##### Data extract #####

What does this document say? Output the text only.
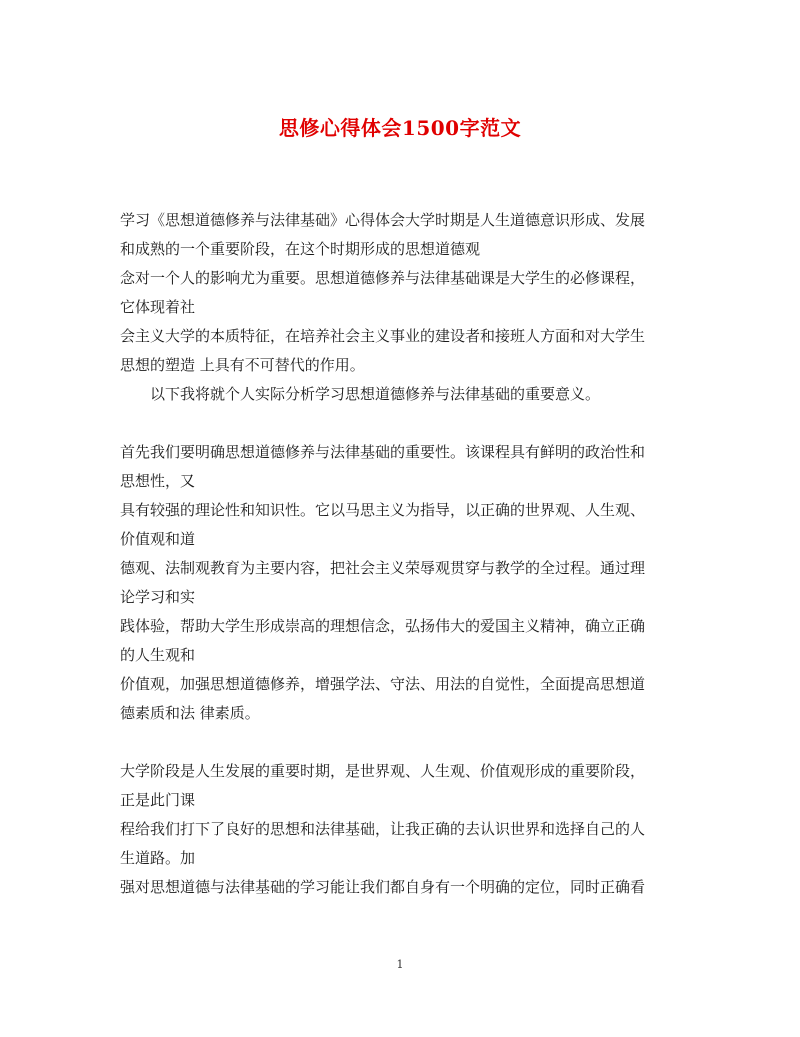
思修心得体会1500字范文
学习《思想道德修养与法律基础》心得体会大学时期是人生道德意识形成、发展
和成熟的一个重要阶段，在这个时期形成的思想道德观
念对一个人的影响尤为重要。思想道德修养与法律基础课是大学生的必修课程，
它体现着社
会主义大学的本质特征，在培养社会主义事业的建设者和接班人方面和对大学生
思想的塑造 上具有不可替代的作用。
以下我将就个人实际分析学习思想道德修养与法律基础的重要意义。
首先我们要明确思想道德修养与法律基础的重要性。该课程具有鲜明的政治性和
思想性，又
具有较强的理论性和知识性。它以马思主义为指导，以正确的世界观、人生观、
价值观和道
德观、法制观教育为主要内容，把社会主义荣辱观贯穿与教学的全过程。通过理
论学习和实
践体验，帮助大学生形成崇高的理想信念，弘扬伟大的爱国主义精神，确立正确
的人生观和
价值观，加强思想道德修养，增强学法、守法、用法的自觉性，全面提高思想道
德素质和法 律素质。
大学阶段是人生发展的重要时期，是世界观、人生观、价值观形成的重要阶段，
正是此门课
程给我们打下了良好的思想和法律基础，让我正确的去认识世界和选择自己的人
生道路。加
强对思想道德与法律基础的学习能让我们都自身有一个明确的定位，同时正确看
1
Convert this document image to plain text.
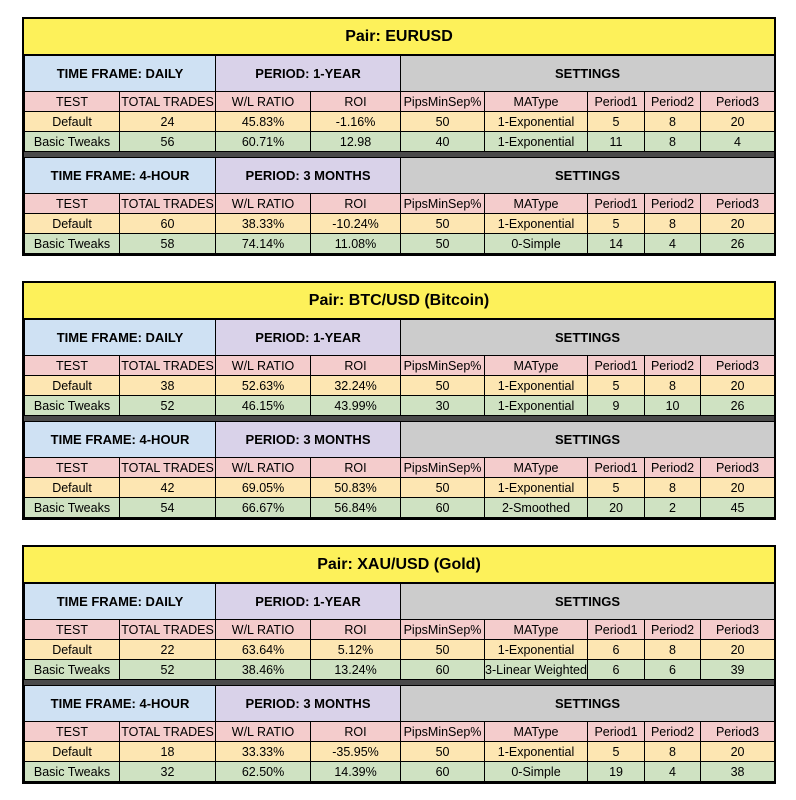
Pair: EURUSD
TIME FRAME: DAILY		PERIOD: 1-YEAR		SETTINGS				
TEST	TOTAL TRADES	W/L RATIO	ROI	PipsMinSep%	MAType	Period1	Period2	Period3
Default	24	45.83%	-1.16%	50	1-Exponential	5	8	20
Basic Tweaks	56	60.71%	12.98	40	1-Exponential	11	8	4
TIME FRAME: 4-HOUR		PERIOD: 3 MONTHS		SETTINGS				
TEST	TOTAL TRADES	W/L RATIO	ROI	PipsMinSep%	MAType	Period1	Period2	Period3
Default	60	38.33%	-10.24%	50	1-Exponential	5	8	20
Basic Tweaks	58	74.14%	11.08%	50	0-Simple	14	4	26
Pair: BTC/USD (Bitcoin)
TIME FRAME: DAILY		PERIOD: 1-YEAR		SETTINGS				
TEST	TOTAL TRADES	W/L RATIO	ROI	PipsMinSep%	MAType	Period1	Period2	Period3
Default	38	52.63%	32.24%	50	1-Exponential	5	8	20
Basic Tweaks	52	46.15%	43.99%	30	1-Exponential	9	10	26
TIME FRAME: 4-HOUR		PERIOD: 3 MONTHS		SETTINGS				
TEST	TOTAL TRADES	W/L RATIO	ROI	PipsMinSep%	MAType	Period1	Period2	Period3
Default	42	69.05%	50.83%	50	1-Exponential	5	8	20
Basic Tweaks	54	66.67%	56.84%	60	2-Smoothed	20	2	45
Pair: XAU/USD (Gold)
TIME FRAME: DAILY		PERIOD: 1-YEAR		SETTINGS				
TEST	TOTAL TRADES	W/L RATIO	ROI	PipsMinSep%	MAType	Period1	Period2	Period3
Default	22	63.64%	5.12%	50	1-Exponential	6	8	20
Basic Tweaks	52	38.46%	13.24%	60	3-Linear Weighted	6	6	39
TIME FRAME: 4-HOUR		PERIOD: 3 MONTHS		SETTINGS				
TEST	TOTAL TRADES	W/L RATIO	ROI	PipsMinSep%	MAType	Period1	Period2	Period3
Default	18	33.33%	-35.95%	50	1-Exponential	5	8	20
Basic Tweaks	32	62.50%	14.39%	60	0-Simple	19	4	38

#####

Requirement:
The material above holds pictures; copy everything else in it exactly.

Full answer:
What does this document say? Output the text only.
思修心得体会1500字范文
学习《思想道德修养与法律基础》心得体会大学时期是人生道德意识形成、发展
和成熟的一个重要阶段，在这个时期形成的思想道德观
念对一个人的影响尤为重要。思想道德修养与法律基础课是大学生的必修课程，
它体现着社
会主义大学的本质特征，在培养社会主义事业的建设者和接班人方面和对大学生
思想的塑造 上具有不可替代的作用。
以下我将就个人实际分析学习思想道德修养与法律基础的重要意义。
首先我们要明确思想道德修养与法律基础的重要性。该课程具有鲜明的政治性和
思想性，又
具有较强的理论性和知识性。它以马思主义为指导，以正确的世界观、人生观、
价值观和道
德观、法制观教育为主要内容，把社会主义荣辱观贯穿与教学的全过程。通过理
论学习和实
践体验，帮助大学生形成崇高的理想信念，弘扬伟大的爱国主义精神，确立正确
的人生观和
价值观，加强思想道德修养，增强学法、守法、用法的自觉性，全面提高思想道
德素质和法 律素质。
大学阶段是人生发展的重要时期，是世界观、人生观、价值观形成的重要阶段，
正是此门课
程给我们打下了良好的思想和法律基础，让我正确的去认识世界和选择自己的人
生道路。加
强对思想道德与法律基础的学习能让我们都自身有一个明确的定位，同时正确看
1
Convert this document image to plain text.
Pair: EURUSD
TIME FRAME: DAILY		PERIOD: 1-YEAR		SETTINGS				
TEST	TOTAL TRADES	W/L RATIO	ROI	PipsMinSep%	MAType	Period1	Period2	Period3
Default	24	45.83%	-1.16%	50	1-Exponential	5	8	20
Basic Tweaks	56	60.71%	12.98	40	1-Exponential	11	8	4
TIME FRAME: 4-HOUR		PERIOD: 3 MONTHS		SETTINGS				
TEST	TOTAL TRADES	W/L RATIO	ROI	PipsMinSep%	MAType	Period1	Period2	Period3
Default	60	38.33%	-10.24%	50	1-Exponential	5	8	20
Basic Tweaks	58	74.14%	11.08%	50	0-Simple	14	4	26
Pair: BTC/USD (Bitcoin)
TIME FRAME: DAILY		PERIOD: 1-YEAR		SETTINGS				
TEST	TOTAL TRADES	W/L RATIO	ROI	PipsMinSep%	MAType	Period1	Period2	Period3
Default	38	52.63%	32.24%	50	1-Exponential	5	8	20
Basic Tweaks	52	46.15%	43.99%	30	1-Exponential	9	10	26
TIME FRAME: 4-HOUR		PERIOD: 3 MONTHS		SETTINGS				
TEST	TOTAL TRADES	W/L RATIO	ROI	PipsMinSep%	MAType	Period1	Period2	Period3
Default	42	69.05%	50.83%	50	1-Exponential	5	8	20
Basic Tweaks	54	66.67%	56.84%	60	2-Smoothed	20	2	45
Pair: XAU/USD (Gold)
TIME FRAME: DAILY		PERIOD: 1-YEAR		SETTINGS				
TEST	TOTAL TRADES	W/L RATIO	ROI	PipsMinSep%	MAType	Period1	Period2	Period3
Default	22	63.64%	5.12%	50	1-Exponential	6	8	20
Basic Tweaks	52	38.46%	13.24%	60	3-Linear Weighted	6	6	39
TIME FRAME: 4-HOUR		PERIOD: 3 MONTHS		SETTINGS				
TEST	TOTAL TRADES	W/L RATIO	ROI	PipsMinSep%	MAType	Period1	Period2	Period3
Default	18	33.33%	-35.95%	50	1-Exponential	5	8	20
Basic Tweaks	32	62.50%	14.39%	60	0-Simple	19	4	38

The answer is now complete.